Given instruction
Your task is to print all of the data word for word.

Given entries
--------

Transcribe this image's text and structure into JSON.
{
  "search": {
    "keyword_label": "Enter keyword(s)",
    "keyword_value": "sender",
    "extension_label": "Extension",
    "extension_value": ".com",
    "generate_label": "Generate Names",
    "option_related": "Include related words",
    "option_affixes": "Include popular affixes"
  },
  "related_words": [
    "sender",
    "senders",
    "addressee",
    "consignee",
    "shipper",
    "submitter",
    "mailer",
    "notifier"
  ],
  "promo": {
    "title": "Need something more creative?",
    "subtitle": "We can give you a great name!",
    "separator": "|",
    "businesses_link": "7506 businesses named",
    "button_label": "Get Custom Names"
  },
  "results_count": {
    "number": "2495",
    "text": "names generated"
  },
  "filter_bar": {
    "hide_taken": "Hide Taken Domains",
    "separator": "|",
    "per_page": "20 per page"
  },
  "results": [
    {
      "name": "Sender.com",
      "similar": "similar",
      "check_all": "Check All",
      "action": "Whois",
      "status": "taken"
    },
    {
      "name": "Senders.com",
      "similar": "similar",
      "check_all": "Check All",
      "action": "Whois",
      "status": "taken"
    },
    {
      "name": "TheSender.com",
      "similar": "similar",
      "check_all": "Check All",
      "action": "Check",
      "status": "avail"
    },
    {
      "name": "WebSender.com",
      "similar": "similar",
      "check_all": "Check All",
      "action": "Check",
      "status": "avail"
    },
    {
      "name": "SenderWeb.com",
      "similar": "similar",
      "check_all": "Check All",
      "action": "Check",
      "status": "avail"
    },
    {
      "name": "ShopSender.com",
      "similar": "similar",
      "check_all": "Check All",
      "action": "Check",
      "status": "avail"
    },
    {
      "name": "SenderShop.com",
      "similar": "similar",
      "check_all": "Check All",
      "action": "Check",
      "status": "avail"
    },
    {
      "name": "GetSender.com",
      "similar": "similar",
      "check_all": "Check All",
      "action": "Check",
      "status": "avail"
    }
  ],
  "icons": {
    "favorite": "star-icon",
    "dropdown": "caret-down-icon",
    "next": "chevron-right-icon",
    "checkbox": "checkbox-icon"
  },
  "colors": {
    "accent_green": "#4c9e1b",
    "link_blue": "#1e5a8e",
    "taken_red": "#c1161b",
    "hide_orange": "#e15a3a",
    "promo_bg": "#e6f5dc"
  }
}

--------

Exercise output
Transcribe this image's text and structure into JSON.
{
  "search": {
    "keyword_label": "Enter keyword(s)",
    "keyword_value": "sender",
    "extension_label": "Extension",
    "extension_value": ".com",
    "generate_label": "Generate Names",
    "option_related": "Include related words",
    "option_affixes": "Include popular affixes"
  },
  "related_words": [
    "sender",
    "senders",
    "addressee",
    "consignee",
    "shipper",
    "submitter",
    "mailer",
    "notifier"
  ],
  "promo": {
    "title": "Need something more creative?",
    "subtitle": "We can give you a great name!",
    "separator": "|",
    "businesses_link": "7506 businesses named",
    "button_label": "Get Custom Names"
  },
  "results_count": {
    "number": "2495",
    "text": "names generated"
  },
  "filter_bar": {
    "hide_taken": "Hide Taken Domains",
    "separator": "|",
    "per_page": "20 per page"
  },
  "results": [
    {
      "name": "Sender.com",
      "similar": "similar",
      "check_all": "Check All",
      "action": "Whois",
      "status": "taken"
    },
    {
      "name": "Senders.com",
      "similar": "similar",
      "check_all": "Check All",
      "action": "Whois",
      "status": "taken"
    },
    {
      "name": "TheSender.com",
      "similar": "similar",
      "check_all": "Check All",
      "action": "Check",
      "status": "avail"
    },
    {
      "name": "WebSender.com",
      "similar": "similar",
      "check_all": "Check All",
      "action": "Check",
      "status": "avail"
    },
    {
      "name": "SenderWeb.com",
      "similar": "similar",
      "check_all": "Check All",
      "action": "Check",
      "status": "avail"
    },
    {
      "name": "ShopSender.com",
      "similar": "similar",
      "check_all": "Check All",
      "action": "Check",
      "status": "avail"
    },
    {
      "name": "SenderShop.com",
      "similar": "similar",
      "check_all": "Check All",
      "action": "Check",
      "status": "avail"
    },
    {
      "name": "GetSender.com",
      "similar": "similar",
      "check_all": "Check All",
      "action": "Check",
      "status": "avail"
    }
  ],
  "icons": {
    "favorite": "star-icon",
    "dropdown": "caret-down-icon",
    "next": "chevron-right-icon",
    "checkbox": "checkbox-icon"
  },
  "colors": {
    "accent_green": "#4c9e1b",
    "link_blue": "#1e5a8e",
    "taken_red": "#c1161b",
    "hide_orange": "#e15a3a",
    "promo_bg": "#e6f5dc"
  }
}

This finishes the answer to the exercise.